======== The input ========
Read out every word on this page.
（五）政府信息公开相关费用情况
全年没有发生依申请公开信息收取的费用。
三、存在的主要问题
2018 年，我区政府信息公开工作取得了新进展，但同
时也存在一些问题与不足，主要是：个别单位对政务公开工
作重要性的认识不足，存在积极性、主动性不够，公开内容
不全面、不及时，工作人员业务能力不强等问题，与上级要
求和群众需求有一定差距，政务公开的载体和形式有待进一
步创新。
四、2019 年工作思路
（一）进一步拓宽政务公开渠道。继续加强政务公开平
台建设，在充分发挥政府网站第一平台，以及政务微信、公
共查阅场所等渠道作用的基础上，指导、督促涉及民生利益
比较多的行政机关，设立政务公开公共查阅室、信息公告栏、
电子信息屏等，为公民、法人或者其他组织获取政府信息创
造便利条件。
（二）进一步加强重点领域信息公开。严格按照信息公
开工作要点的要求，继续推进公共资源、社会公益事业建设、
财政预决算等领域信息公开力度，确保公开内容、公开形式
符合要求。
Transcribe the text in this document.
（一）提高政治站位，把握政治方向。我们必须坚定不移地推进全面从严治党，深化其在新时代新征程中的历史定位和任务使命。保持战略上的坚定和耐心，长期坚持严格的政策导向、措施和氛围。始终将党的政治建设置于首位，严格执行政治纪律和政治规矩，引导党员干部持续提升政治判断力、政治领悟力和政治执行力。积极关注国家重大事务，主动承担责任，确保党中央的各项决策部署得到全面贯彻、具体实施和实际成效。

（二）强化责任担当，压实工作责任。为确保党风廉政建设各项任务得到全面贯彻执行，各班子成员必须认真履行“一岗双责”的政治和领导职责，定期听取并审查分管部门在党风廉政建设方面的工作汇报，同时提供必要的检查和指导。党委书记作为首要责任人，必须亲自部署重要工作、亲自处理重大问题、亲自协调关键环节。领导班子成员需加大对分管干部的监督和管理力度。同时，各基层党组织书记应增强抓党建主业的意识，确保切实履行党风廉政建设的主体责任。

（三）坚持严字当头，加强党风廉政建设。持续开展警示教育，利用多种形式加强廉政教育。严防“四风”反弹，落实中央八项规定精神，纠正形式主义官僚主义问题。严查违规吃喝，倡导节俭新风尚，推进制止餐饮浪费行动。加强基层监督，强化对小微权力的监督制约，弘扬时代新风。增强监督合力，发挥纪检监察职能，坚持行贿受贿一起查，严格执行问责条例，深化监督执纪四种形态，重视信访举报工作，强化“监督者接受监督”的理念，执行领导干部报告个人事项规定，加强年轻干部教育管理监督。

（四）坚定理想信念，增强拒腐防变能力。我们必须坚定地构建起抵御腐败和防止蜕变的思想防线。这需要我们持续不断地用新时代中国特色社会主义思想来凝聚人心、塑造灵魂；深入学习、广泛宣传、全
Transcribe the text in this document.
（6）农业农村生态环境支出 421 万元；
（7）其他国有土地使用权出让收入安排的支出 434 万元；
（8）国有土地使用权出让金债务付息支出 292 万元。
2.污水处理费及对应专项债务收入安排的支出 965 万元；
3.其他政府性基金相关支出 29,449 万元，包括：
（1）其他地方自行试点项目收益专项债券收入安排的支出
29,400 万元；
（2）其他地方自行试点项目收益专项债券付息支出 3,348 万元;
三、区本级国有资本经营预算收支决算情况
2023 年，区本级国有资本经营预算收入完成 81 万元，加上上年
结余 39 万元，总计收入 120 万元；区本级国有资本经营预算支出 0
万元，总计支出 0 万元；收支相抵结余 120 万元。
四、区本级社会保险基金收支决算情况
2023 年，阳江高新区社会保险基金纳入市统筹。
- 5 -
========
Return the whole listing exactly, with every line included.

Task result:
Read out every word on this page.
（五）政府信息公开相关费用情况
全年没有发生依申请公开信息收取的费用。
三、存在的主要问题
2018 年，我区政府信息公开工作取得了新进展，但同
时也存在一些问题与不足，主要是：个别单位对政务公开工
作重要性的认识不足，存在积极性、主动性不够，公开内容
不全面、不及时，工作人员业务能力不强等问题，与上级要
求和群众需求有一定差距，政务公开的载体和形式有待进一
步创新。
四、2019 年工作思路
（一）进一步拓宽政务公开渠道。继续加强政务公开平
台建设，在充分发挥政府网站第一平台，以及政务微信、公
共查阅场所等渠道作用的基础上，指导、督促涉及民生利益
比较多的行政机关，设立政务公开公共查阅室、信息公告栏、
电子信息屏等，为公民、法人或者其他组织获取政府信息创
造便利条件。
（二）进一步加强重点领域信息公开。严格按照信息公
开工作要点的要求，继续推进公共资源、社会公益事业建设、
财政预决算等领域信息公开力度，确保公开内容、公开形式
符合要求。
Transcribe the text in this document.
（一）提高政治站位，把握政治方向。我们必须坚定不移地推进全面从严治党，深化其在新时代新征程中的历史定位和任务使命。保持战略上的坚定和耐心，长期坚持严格的政策导向、措施和氛围。始终将党的政治建设置于首位，严格执行政治纪律和政治规矩，引导党员干部持续提升政治判断力、政治领悟力和政治执行力。积极关注国家重大事务，主动承担责任，确保党中央的各项决策部署得到全面贯彻、具体实施和实际成效。

（二）强化责任担当，压实工作责任。为确保党风廉政建设各项任务得到全面贯彻执行，各班子成员必须认真履行“一岗双责”的政治和领导职责，定期听取并审查分管部门在党风廉政建设方面的工作汇报，同时提供必要的检查和指导。党委书记作为首要责任人，必须亲自部署重要工作、亲自处理重大问题、亲自协调关键环节。领导班子成员需加大对分管干部的监督和管理力度。同时，各基层党组织书记应增强抓党建主业的意识，确保切实履行党风廉政建设的主体责任。

（三）坚持严字当头，加强党风廉政建设。持续开展警示教育，利用多种形式加强廉政教育。严防“四风”反弹，落实中央八项规定精神，纠正形式主义官僚主义问题。严查违规吃喝，倡导节俭新风尚，推进制止餐饮浪费行动。加强基层监督，强化对小微权力的监督制约，弘扬时代新风。增强监督合力，发挥纪检监察职能，坚持行贿受贿一起查，严格执行问责条例，深化监督执纪四种形态，重视信访举报工作，强化“监督者接受监督”的理念，执行领导干部报告个人事项规定，加强年轻干部教育管理监督。

（四）坚定理想信念，增强拒腐防变能力。我们必须坚定地构建起抵御腐败和防止蜕变的思想防线。这需要我们持续不断地用新时代中国特色社会主义思想来凝聚人心、塑造灵魂；深入学习、广泛宣传、全
Transcribe the text in this document.
（6）农业农村生态环境支出 421 万元；
（7）其他国有土地使用权出让收入安排的支出 434 万元；
（8）国有土地使用权出让金债务付息支出 292 万元。
2.污水处理费及对应专项债务收入安排的支出 965 万元；
3.其他政府性基金相关支出 29,449 万元，包括：
（1）其他地方自行试点项目收益专项债券收入安排的支出
29,400 万元；
（2）其他地方自行试点项目收益专项债券付息支出 3,348 万元;
三、区本级国有资本经营预算收支决算情况
2023 年，区本级国有资本经营预算收入完成 81 万元，加上上年
结余 39 万元，总计收入 120 万元；区本级国有资本经营预算支出 0
万元，总计支出 0 万元；收支相抵结余 120 万元。
四、区本级社会保险基金收支决算情况
2023 年，阳江高新区社会保险基金纳入市统筹。
- 5 -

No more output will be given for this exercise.